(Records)
— start —

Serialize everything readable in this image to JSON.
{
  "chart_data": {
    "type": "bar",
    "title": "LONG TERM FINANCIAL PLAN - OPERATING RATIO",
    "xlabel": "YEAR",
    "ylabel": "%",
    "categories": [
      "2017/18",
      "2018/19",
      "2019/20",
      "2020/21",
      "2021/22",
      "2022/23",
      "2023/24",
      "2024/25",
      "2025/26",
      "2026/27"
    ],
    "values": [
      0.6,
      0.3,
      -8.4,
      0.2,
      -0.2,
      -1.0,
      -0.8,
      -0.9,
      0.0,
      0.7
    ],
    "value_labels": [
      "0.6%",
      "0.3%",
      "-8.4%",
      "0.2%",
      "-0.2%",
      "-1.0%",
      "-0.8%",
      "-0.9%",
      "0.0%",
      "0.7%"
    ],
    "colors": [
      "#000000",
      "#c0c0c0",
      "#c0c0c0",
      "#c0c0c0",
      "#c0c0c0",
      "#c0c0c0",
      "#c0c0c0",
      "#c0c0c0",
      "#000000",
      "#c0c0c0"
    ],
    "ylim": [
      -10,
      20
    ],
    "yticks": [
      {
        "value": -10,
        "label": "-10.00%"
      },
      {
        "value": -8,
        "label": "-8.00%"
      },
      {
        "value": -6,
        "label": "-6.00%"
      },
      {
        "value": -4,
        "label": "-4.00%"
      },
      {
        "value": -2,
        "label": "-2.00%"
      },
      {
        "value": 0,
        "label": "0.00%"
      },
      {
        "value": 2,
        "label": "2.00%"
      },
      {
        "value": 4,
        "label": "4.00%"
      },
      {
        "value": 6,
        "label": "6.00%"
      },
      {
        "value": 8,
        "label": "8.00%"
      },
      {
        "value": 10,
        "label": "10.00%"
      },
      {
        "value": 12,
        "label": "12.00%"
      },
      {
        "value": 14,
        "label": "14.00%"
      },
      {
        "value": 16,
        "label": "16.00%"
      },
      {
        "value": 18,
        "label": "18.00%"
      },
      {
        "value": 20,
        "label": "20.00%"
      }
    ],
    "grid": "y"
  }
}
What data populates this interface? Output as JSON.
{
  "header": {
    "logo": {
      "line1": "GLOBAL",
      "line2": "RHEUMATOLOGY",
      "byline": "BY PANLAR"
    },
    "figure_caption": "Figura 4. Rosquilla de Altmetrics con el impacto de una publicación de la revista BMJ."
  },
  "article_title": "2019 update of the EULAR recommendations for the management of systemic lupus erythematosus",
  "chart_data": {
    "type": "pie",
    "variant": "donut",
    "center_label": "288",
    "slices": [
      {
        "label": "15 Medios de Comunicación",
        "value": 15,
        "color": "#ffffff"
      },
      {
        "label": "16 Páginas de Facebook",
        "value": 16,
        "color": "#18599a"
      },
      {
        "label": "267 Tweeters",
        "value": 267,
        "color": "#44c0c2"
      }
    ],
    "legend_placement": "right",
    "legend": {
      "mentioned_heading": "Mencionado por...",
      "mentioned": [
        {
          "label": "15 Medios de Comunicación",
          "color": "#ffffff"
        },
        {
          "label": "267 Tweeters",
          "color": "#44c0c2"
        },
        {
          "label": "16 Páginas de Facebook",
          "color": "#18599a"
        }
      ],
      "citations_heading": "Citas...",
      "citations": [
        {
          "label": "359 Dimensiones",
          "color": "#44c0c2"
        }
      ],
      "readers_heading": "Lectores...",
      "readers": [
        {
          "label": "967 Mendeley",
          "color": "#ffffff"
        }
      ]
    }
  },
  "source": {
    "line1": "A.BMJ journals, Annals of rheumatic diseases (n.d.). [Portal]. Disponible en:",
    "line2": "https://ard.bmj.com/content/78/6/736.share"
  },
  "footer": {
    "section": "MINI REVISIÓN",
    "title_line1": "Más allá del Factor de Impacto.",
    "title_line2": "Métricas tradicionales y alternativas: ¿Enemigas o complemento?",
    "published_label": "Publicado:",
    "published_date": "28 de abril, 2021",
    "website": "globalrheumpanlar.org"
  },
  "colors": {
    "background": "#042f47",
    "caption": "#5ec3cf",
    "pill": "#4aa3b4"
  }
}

— end —

# STATED TASK
Print the whole listing exactly as it is.

# COMPLETED EXERCISE
Serialize everything readable in this image to JSON.
{
  "chart_data": {
    "type": "bar",
    "title": "LONG TERM FINANCIAL PLAN - OPERATING RATIO",
    "xlabel": "YEAR",
    "ylabel": "%",
    "categories": [
      "2017/18",
      "2018/19",
      "2019/20",
      "2020/21",
      "2021/22",
      "2022/23",
      "2023/24",
      "2024/25",
      "2025/26",
      "2026/27"
    ],
    "values": [
      0.6,
      0.3,
      -8.4,
      0.2,
      -0.2,
      -1.0,
      -0.8,
      -0.9,
      0.0,
      0.7
    ],
    "value_labels": [
      "0.6%",
      "0.3%",
      "-8.4%",
      "0.2%",
      "-0.2%",
      "-1.0%",
      "-0.8%",
      "-0.9%",
      "0.0%",
      "0.7%"
    ],
    "colors": [
      "#000000",
      "#c0c0c0",
      "#c0c0c0",
      "#c0c0c0",
      "#c0c0c0",
      "#c0c0c0",
      "#c0c0c0",
      "#c0c0c0",
      "#000000",
      "#c0c0c0"
    ],
    "ylim": [
      -10,
      20
    ],
    "yticks": [
      {
        "value": -10,
        "label": "-10.00%"
      },
      {
        "value": -8,
        "label": "-8.00%"
      },
      {
        "value": -6,
        "label": "-6.00%"
      },
      {
        "value": -4,
        "label": "-4.00%"
      },
      {
        "value": -2,
        "label": "-2.00%"
      },
      {
        "value": 0,
        "label": "0.00%"
      },
      {
        "value": 2,
        "label": "2.00%"
      },
      {
        "value": 4,
        "label": "4.00%"
      },
      {
        "value": 6,
        "label": "6.00%"
      },
      {
        "value": 8,
        "label": "8.00%"
      },
      {
        "value": 10,
        "label": "10.00%"
      },
      {
        "value": 12,
        "label": "12.00%"
      },
      {
        "value": 14,
        "label": "14.00%"
      },
      {
        "value": 16,
        "label": "16.00%"
      },
      {
        "value": 18,
        "label": "18.00%"
      },
      {
        "value": 20,
        "label": "20.00%"
      }
    ],
    "grid": "y"
  }
}
What data populates this interface? Output as JSON.
{
  "header": {
    "logo": {
      "line1": "GLOBAL",
      "line2": "RHEUMATOLOGY",
      "byline": "BY PANLAR"
    },
    "figure_caption": "Figura 4. Rosquilla de Altmetrics con el impacto de una publicación de la revista BMJ."
  },
  "article_title": "2019 update of the EULAR recommendations for the management of systemic lupus erythematosus",
  "chart_data": {
    "type": "pie",
    "variant": "donut",
    "center_label": "288",
    "slices": [
      {
        "label": "15 Medios de Comunicación",
        "value": 15,
        "color": "#ffffff"
      },
      {
        "label": "16 Páginas de Facebook",
        "value": 16,
        "color": "#18599a"
      },
      {
        "label": "267 Tweeters",
        "value": 267,
        "color": "#44c0c2"
      }
    ],
    "legend_placement": "right",
    "legend": {
      "mentioned_heading": "Mencionado por...",
      "mentioned": [
        {
          "label": "15 Medios de Comunicación",
          "color": "#ffffff"
        },
        {
          "label": "267 Tweeters",
          "color": "#44c0c2"
        },
        {
          "label": "16 Páginas de Facebook",
          "color": "#18599a"
        }
      ],
      "citations_heading": "Citas...",
      "citations": [
        {
          "label": "359 Dimensiones",
          "color": "#44c0c2"
        }
      ],
      "readers_heading": "Lectores...",
      "readers": [
        {
          "label": "967 Mendeley",
          "color": "#ffffff"
        }
      ]
    }
  },
  "source": {
    "line1": "A.BMJ journals, Annals of rheumatic diseases (n.d.). [Portal]. Disponible en:",
    "line2": "https://ard.bmj.com/content/78/6/736.share"
  },
  "footer": {
    "section": "MINI REVISIÓN",
    "title_line1": "Más allá del Factor de Impacto.",
    "title_line2": "Métricas tradicionales y alternativas: ¿Enemigas o complemento?",
    "published_label": "Publicado:",
    "published_date": "28 de abril, 2021",
    "website": "globalrheumpanlar.org"
  },
  "colors": {
    "background": "#042f47",
    "caption": "#5ec3cf",
    "pill": "#4aa3b4"
  }
}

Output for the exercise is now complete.